Aim of the task |
Duplicate the data below word for word, starting at its first line and ending with the line that contains "text-line: contains only". Include both of those lines.

'''

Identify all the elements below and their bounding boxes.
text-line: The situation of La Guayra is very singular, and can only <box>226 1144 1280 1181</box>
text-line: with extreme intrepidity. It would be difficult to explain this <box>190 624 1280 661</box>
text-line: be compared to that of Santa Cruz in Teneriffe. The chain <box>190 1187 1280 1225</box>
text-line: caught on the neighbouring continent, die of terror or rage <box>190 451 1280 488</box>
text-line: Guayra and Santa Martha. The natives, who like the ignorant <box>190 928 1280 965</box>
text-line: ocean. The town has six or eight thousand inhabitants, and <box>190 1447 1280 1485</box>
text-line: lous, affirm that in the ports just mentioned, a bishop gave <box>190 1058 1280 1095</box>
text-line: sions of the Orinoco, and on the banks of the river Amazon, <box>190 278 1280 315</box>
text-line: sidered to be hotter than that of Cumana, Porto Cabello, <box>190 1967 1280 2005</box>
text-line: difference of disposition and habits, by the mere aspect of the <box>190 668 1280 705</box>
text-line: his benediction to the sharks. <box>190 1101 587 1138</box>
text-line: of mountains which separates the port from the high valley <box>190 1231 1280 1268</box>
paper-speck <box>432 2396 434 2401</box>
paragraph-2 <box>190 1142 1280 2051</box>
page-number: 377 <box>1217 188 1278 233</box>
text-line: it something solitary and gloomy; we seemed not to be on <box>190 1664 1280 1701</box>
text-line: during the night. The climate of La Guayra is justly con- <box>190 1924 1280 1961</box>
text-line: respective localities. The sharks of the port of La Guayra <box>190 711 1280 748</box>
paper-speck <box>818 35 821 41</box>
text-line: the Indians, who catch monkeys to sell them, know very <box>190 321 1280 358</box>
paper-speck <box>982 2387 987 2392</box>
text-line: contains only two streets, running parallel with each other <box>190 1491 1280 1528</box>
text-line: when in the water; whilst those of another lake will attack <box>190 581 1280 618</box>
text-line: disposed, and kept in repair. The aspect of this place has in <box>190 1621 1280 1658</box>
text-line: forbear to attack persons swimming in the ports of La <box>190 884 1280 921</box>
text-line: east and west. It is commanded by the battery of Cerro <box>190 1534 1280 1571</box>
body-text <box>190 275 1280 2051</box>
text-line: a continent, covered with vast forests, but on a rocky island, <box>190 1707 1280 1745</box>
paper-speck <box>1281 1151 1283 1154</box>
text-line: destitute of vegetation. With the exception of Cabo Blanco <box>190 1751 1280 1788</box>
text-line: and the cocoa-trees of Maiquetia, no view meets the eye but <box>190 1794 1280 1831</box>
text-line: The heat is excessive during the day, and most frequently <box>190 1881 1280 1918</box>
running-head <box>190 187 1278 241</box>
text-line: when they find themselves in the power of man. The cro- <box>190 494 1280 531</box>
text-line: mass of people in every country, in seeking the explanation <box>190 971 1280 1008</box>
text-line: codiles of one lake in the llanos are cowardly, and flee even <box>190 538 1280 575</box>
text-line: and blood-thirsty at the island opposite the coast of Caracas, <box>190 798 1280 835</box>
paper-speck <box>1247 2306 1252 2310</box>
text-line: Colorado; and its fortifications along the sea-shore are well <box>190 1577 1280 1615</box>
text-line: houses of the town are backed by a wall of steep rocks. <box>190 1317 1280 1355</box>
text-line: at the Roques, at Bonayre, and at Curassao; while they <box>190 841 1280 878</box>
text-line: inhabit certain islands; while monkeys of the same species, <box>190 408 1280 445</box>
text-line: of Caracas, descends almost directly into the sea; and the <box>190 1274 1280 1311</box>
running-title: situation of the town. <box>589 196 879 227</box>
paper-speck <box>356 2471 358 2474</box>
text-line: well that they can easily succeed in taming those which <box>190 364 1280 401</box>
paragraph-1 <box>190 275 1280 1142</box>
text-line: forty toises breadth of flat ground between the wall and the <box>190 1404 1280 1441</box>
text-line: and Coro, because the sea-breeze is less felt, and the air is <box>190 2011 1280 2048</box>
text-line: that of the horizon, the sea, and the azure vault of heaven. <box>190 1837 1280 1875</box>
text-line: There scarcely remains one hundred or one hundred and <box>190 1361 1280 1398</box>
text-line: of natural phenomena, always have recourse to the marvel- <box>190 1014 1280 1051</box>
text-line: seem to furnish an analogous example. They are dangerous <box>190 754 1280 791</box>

'''

Exercise answer |
Identify all the elements below and their bounding boxes.
text-line: The situation of La Guayra is very singular, and can only <box>226 1144 1280 1181</box>
text-line: with extreme intrepidity. It would be difficult to explain this <box>190 624 1280 661</box>
text-line: be compared to that of Santa Cruz in Teneriffe. The chain <box>190 1187 1280 1225</box>
text-line: caught on the neighbouring continent, die of terror or rage <box>190 451 1280 488</box>
text-line: Guayra and Santa Martha. The natives, who like the ignorant <box>190 928 1280 965</box>
text-line: ocean. The town has six or eight thousand inhabitants, and <box>190 1447 1280 1485</box>
text-line: lous, affirm that in the ports just mentioned, a bishop gave <box>190 1058 1280 1095</box>
text-line: sions of the Orinoco, and on the banks of the river Amazon, <box>190 278 1280 315</box>
text-line: sidered to be hotter than that of Cumana, Porto Cabello, <box>190 1967 1280 2005</box>
text-line: difference of disposition and habits, by the mere aspect of the <box>190 668 1280 705</box>
text-line: his benediction to the sharks. <box>190 1101 587 1138</box>
text-line: of mountains which separates the port from the high valley <box>190 1231 1280 1268</box>
paper-speck <box>432 2396 434 2401</box>
paragraph-2 <box>190 1142 1280 2051</box>
page-number: 377 <box>1217 188 1278 233</box>
text-line: it something solitary and gloomy; we seemed not to be on <box>190 1664 1280 1701</box>
text-line: during the night. The climate of La Guayra is justly con- <box>190 1924 1280 1961</box>
text-line: respective localities. The sharks of the port of La Guayra <box>190 711 1280 748</box>
paper-speck <box>818 35 821 41</box>
text-line: the Indians, who catch monkeys to sell them, know very <box>190 321 1280 358</box>
paper-speck <box>982 2387 987 2392</box>
text-line: contains only two streets, running parallel with each other <box>190 1491 1280 1528</box>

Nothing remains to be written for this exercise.